## [TASK]
Quote every line of the data below as it stands, omitting pictures.

'''

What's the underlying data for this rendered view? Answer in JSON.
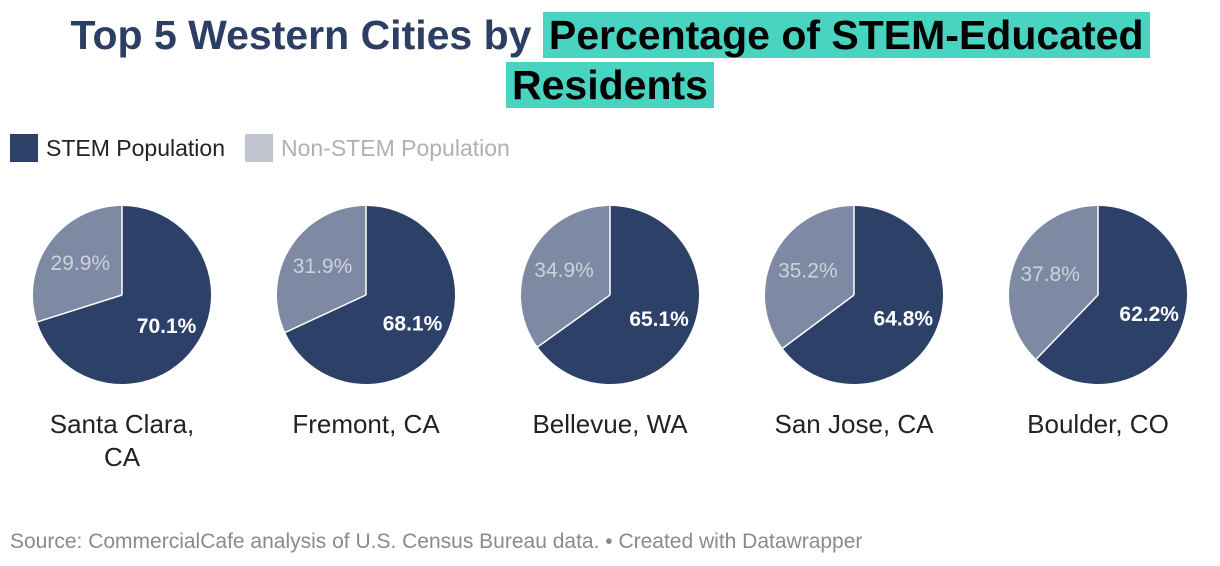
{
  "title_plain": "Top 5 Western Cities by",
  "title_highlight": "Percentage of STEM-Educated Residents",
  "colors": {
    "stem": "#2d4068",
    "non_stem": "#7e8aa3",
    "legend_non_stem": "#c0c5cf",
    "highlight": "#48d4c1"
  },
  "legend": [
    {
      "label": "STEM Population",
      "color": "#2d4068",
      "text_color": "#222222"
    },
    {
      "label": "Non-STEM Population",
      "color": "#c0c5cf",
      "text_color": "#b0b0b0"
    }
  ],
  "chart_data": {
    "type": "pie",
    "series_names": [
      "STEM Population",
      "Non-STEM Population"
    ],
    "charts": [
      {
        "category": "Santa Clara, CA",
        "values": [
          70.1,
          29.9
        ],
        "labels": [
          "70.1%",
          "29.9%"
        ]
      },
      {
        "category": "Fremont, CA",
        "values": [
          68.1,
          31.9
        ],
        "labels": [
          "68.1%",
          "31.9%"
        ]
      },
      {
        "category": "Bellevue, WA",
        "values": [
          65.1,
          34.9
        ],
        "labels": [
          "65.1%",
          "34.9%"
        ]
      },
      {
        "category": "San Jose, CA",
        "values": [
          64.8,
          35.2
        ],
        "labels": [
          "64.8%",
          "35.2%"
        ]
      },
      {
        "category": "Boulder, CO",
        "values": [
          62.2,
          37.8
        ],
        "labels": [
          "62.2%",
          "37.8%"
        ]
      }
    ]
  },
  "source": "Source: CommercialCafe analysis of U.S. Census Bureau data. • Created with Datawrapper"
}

'''

## [THE COMPLETED TASK]
What's the underlying data for this rendered view? Answer in JSON.
{
  "title_plain": "Top 5 Western Cities by",
  "title_highlight": "Percentage of STEM-Educated Residents",
  "colors": {
    "stem": "#2d4068",
    "non_stem": "#7e8aa3",
    "legend_non_stem": "#c0c5cf",
    "highlight": "#48d4c1"
  },
  "legend": [
    {
      "label": "STEM Population",
      "color": "#2d4068",
      "text_color": "#222222"
    },
    {
      "label": "Non-STEM Population",
      "color": "#c0c5cf",
      "text_color": "#b0b0b0"
    }
  ],
  "chart_data": {
    "type": "pie",
    "series_names": [
      "STEM Population",
      "Non-STEM Population"
    ],
    "charts": [
      {
        "category": "Santa Clara, CA",
        "values": [
          70.1,
          29.9
        ],
        "labels": [
          "70.1%",
          "29.9%"
        ]
      },
      {
        "category": "Fremont, CA",
        "values": [
          68.1,
          31.9
        ],
        "labels": [
          "68.1%",
          "31.9%"
        ]
      },
      {
        "category": "Bellevue, WA",
        "values": [
          65.1,
          34.9
        ],
        "labels": [
          "65.1%",
          "34.9%"
        ]
      },
      {
        "category": "San Jose, CA",
        "values": [
          64.8,
          35.2
        ],
        "labels": [
          "64.8%",
          "35.2%"
        ]
      },
      {
        "category": "Boulder, CO",
        "values": [
          62.2,
          37.8
        ],
        "labels": [
          "62.2%",
          "37.8%"
        ]
      }
    ]
  },
  "source": "Source: CommercialCafe analysis of U.S. Census Bureau data. • Created with Datawrapper"
}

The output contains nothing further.